• _Estratto della pagina_
Lo sposo: è il Signore in persona, che in Gesù si è indissolubilmente unito all’uomo.  Il fine della nostra vita è incontrare lui, agli occhi del quale siamo preziosi. La metafora nuziale serve a esprimere il rapporto di amore e di fedeltà intercorrente fra Dio e la nazione eletta nell'AT, e tra Cristo e i battezzati nel NT.

vv. 2-5  Cinque di esse erano stolte e cinque sagge; le stolte presero le lampade, ma non presero con sé olio; le sagge invece, insieme alle lampade, presero anche dell'olio in piccoli vasi.” Questo corteo di vergini è subito fotografato e classificato: cinque stolte, folli, non sanno vivere; cinque invece sapienti, assennate, prudenti sanno vivere.

Cinque sono considerate stolte: (morai) letteralmente ‘matte’ o pazze’ perché non hanno previsto la possibilità che lo sposo potesse tardare e quindi non hanno pensato di portare con sé una scorta d'olio.

• _Consegna_
Prosegui il commento sulle vergini sagge e stolte partendo subito dopo l'ultima frase riportata.

• _Dati forniti_
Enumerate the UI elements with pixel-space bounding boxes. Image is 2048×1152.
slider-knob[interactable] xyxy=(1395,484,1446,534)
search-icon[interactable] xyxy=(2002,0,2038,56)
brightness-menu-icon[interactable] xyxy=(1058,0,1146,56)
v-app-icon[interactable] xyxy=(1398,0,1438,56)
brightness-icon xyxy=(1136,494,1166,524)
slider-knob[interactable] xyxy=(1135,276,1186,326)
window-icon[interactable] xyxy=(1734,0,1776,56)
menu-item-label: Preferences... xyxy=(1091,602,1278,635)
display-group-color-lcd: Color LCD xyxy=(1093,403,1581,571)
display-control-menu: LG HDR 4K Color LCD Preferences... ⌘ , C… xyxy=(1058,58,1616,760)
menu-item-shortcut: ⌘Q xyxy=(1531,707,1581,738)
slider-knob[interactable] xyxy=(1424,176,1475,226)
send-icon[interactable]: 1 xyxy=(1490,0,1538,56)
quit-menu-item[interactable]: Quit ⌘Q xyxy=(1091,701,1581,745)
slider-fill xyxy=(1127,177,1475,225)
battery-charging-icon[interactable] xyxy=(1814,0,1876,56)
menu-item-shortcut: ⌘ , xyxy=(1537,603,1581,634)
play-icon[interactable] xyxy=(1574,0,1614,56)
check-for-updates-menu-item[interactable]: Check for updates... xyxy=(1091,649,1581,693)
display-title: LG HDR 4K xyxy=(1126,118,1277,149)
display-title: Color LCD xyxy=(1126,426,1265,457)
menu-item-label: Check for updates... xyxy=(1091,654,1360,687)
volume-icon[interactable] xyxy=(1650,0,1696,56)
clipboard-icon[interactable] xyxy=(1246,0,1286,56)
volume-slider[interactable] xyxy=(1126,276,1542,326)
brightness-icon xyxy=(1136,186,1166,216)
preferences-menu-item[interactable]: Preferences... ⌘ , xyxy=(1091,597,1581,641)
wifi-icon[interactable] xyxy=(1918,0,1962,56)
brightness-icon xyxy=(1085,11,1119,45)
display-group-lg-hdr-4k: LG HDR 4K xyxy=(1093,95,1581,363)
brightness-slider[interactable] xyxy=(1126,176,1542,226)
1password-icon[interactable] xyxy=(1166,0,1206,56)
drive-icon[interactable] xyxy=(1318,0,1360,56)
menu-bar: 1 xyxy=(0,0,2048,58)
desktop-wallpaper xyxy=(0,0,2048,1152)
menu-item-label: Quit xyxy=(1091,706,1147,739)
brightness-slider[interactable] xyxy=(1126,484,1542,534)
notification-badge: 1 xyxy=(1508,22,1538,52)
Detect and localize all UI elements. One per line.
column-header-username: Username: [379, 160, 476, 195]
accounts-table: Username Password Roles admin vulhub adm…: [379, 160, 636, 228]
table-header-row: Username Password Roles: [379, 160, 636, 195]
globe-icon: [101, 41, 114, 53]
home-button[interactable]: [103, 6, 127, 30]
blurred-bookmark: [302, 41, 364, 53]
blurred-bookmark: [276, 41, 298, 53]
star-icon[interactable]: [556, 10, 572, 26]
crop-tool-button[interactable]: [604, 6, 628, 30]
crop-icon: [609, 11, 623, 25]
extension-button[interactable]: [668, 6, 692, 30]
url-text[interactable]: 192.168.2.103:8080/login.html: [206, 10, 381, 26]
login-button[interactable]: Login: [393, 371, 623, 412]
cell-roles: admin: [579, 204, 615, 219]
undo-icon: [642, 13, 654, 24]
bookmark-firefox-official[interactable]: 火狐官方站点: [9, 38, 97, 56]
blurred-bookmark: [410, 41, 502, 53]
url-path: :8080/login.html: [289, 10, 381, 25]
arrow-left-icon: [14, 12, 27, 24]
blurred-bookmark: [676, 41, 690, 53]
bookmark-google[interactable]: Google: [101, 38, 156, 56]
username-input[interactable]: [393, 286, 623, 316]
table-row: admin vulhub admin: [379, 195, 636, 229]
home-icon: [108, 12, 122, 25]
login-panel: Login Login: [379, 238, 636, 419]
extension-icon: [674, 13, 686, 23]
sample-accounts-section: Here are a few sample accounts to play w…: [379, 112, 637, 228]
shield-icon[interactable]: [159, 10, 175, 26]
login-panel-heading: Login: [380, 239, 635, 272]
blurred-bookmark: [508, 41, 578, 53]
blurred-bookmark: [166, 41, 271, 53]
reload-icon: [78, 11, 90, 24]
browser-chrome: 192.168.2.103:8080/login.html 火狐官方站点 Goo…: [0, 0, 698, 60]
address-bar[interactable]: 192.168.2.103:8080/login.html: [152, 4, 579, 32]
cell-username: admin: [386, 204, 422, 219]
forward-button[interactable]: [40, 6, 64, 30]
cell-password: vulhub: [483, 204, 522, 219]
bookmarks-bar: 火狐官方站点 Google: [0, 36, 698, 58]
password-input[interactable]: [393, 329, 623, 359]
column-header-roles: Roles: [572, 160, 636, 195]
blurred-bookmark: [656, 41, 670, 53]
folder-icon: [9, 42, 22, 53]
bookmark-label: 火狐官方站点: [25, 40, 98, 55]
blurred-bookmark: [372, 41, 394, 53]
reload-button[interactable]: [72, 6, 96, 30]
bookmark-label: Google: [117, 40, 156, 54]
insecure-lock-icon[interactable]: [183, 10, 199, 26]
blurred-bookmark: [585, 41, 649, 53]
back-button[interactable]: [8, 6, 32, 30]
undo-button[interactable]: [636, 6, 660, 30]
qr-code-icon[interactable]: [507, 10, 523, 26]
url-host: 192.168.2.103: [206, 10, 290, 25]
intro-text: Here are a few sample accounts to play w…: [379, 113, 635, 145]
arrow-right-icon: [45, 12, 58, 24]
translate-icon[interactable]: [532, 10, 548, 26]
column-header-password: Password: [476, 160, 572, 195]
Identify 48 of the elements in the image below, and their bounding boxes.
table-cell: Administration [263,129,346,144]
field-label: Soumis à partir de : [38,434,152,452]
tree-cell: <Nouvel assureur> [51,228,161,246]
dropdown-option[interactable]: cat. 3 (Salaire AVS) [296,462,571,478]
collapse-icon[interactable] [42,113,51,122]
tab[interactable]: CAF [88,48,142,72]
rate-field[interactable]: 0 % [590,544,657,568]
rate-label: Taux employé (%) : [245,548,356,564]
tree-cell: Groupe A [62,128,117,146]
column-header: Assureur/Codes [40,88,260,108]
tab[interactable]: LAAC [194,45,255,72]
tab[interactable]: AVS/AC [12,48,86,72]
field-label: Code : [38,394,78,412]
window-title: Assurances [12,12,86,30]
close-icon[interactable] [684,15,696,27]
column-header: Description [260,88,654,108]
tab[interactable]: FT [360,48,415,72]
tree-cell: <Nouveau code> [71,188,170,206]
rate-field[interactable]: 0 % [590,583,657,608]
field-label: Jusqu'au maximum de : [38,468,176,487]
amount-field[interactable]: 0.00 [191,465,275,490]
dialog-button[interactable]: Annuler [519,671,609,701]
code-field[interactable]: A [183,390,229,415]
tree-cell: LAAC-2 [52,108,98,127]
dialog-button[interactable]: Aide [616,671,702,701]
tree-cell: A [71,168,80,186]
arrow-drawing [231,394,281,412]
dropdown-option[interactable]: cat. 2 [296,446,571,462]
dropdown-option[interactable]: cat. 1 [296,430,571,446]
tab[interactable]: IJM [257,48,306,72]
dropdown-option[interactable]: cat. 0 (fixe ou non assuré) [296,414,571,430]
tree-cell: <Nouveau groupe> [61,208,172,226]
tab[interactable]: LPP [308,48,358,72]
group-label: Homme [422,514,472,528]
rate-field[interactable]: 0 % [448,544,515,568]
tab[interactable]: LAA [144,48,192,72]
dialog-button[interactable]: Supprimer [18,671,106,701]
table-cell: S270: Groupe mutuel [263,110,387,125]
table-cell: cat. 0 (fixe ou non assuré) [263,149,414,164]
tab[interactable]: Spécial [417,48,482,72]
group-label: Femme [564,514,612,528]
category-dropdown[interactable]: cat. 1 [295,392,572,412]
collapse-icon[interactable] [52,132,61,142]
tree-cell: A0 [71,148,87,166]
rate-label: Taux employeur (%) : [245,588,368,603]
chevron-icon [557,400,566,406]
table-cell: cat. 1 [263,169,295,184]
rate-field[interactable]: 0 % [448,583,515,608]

• _Risultato_
Le sagge o più correttamente prudenti: (fronimoi) si portano dietro una scorta di olio in aggeia , piccoli vasi muniti di manici. Si presuppone che le dieci vergini debbano compiere un bel tratto di strada incontro allo sposo con la sua sposa.

Tutte però convivono insieme, ancora non sono divise, quasi come la zizania e il grano buono. Tutte hanno con sé la lampada, ma solo la metà prende con sé i vasetti con l’olio. È dunque stolto chi, pur avendo ascoltato la parola del Signore, non porta il frutto dovuto, cioè non la mette in pratica. La contrapposizione tra saggio e stolto è tipica nelle parabole di Gesù; la saggezza significa costruire sulla roccia, anziché sulla sabbia (7,21-27); ascoltare e fare la volontà di Dio (7, 21-23).  Alla nostra libertà è dato di essere giusti o iniqui, servi buoni e fedeli o malvagi e paurosi, benedetti o maledetti (parabola dei talenti). La stoltezza e la saggezza sono indicate nella parabola come percentualmente pari; tocca a noi far crescere l’una a spese dell’altra o viceversa. L'esigenza di alimentare la luce che ci è donata ed orienta la nostra vita all'incontro di gioia per le nozze della vita, richiede a noi l'impegno e l'esercizio delle virtù cardine della vita spirituale: la prudenza, la giustizia, la fortezza e la temperanza.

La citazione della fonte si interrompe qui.